Copy every line in the records below that contains the word "CAPPELLA".

** begin ENTRIES **

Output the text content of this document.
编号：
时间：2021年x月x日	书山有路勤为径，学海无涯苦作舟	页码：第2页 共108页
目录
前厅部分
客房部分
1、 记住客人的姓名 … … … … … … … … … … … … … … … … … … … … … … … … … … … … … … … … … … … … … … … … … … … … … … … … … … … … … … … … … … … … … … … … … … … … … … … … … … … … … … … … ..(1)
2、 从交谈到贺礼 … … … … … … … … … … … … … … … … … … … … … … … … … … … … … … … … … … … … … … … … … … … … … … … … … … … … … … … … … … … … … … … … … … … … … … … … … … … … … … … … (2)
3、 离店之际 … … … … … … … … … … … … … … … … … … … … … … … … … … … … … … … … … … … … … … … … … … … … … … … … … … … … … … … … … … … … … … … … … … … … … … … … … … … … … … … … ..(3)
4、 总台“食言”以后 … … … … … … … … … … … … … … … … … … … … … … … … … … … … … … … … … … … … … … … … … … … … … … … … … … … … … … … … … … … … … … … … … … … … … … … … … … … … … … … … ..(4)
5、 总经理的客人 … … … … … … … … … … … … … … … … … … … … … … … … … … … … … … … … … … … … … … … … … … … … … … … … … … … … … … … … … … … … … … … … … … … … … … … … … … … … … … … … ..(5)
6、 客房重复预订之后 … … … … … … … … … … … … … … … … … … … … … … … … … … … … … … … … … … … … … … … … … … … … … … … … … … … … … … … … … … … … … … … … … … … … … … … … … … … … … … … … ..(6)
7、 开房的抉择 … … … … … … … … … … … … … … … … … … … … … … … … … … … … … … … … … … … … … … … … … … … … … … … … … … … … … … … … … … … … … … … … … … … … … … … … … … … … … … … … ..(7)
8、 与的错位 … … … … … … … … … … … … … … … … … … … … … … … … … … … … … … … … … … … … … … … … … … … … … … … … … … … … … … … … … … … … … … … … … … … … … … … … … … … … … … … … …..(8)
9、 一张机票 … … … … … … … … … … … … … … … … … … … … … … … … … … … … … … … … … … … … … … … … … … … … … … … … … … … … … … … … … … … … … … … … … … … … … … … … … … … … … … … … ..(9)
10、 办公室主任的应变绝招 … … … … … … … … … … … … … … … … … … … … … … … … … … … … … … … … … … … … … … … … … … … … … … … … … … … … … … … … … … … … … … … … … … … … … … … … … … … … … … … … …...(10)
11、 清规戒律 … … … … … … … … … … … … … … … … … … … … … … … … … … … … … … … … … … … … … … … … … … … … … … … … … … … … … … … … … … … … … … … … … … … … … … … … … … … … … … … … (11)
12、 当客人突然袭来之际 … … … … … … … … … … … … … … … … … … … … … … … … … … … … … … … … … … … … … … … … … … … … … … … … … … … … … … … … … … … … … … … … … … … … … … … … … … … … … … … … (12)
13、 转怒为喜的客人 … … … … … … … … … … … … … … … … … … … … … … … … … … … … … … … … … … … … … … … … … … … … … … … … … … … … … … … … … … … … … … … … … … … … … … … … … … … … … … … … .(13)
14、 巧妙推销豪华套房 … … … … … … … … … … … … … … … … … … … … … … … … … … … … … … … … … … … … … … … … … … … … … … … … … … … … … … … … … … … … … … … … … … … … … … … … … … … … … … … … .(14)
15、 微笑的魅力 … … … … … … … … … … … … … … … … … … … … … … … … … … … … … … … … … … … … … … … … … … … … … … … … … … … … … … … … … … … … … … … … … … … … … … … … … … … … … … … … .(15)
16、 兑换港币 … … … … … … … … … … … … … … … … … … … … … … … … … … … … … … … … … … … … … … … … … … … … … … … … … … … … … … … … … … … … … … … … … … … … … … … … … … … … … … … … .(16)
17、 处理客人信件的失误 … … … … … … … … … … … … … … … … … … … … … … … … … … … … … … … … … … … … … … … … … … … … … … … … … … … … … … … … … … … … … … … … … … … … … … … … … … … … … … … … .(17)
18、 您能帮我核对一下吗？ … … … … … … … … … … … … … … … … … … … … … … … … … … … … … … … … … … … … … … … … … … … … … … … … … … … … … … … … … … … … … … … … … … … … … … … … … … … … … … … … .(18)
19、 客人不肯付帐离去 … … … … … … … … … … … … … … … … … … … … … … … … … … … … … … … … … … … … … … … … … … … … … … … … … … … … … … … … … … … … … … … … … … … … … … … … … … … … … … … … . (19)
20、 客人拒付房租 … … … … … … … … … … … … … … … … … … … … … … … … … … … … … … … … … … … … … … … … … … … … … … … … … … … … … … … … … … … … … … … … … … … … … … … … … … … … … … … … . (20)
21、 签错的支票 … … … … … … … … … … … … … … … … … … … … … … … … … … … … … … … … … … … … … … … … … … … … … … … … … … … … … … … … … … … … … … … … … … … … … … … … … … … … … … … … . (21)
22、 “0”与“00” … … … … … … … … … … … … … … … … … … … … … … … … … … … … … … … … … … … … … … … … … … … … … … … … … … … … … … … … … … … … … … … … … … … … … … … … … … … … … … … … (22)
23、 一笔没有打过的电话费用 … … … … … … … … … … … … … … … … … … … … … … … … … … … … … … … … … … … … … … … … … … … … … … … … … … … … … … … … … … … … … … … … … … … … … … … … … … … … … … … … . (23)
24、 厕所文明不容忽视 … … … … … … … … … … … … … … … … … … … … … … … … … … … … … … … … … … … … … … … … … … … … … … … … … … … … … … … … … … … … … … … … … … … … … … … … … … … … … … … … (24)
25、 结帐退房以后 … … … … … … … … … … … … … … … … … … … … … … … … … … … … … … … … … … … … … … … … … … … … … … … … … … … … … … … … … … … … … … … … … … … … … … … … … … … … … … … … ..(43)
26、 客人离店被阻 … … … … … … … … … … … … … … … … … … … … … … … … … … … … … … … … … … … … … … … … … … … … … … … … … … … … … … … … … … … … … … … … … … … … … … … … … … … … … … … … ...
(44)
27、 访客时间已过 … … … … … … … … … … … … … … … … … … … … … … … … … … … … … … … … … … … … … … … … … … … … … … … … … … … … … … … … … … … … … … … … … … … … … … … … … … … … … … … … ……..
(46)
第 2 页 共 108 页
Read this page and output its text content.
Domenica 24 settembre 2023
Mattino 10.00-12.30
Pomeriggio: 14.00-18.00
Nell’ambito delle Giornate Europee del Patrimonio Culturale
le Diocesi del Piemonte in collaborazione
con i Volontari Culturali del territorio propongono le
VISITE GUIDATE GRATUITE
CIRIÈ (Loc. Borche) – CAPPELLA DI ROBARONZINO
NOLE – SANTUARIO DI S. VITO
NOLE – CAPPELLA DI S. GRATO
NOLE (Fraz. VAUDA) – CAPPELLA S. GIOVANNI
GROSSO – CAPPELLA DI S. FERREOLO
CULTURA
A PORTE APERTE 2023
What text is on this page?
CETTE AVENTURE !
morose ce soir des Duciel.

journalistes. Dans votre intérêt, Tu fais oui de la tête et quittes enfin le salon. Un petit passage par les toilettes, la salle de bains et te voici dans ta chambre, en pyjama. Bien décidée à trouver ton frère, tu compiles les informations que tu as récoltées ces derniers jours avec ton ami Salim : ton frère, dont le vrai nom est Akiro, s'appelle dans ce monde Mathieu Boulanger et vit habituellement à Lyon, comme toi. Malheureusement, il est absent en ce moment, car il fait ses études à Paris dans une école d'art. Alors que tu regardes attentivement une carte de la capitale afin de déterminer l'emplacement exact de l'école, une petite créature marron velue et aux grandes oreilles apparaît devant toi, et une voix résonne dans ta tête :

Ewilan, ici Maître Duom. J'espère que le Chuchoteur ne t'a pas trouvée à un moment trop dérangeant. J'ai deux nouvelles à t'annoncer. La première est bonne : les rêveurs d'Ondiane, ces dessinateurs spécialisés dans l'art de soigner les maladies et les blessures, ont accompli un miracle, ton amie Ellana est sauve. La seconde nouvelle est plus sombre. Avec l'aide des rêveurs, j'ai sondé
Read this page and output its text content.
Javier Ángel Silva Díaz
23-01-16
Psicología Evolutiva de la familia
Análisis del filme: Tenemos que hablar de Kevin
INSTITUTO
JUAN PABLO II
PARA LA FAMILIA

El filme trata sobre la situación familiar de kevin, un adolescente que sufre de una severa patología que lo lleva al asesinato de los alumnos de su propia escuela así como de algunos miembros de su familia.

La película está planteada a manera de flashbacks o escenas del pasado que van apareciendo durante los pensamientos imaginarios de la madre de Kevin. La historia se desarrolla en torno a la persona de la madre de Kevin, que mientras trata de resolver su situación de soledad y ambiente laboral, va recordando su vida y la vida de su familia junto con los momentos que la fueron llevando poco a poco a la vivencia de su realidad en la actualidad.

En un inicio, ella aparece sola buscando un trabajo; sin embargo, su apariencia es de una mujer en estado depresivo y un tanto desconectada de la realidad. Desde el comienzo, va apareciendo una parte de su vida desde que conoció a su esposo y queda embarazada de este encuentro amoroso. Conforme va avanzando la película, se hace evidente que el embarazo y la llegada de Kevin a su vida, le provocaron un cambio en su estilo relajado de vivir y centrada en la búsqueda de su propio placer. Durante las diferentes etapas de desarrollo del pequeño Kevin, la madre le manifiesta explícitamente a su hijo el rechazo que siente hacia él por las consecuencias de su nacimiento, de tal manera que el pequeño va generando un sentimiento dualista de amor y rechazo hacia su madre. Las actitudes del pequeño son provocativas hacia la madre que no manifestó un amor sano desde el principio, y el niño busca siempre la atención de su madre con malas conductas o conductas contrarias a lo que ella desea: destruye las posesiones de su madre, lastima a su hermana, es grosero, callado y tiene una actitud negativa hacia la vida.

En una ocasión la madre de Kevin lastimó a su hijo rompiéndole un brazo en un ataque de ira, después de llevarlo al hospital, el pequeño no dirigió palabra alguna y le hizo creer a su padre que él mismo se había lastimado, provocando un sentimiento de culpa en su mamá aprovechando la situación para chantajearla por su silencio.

** end ENTRIES **

**WRITTEN REPLY**:
CIRIÈ (Loc. Borche) – CAPPELLA DI ROBARONZINO
NOLE – CAPPELLA DI S. GRATO
NOLE (Fraz. VAUDA) – CAPPELLA S. GIOVANNI
GROSSO – CAPPELLA DI S. FERREOLO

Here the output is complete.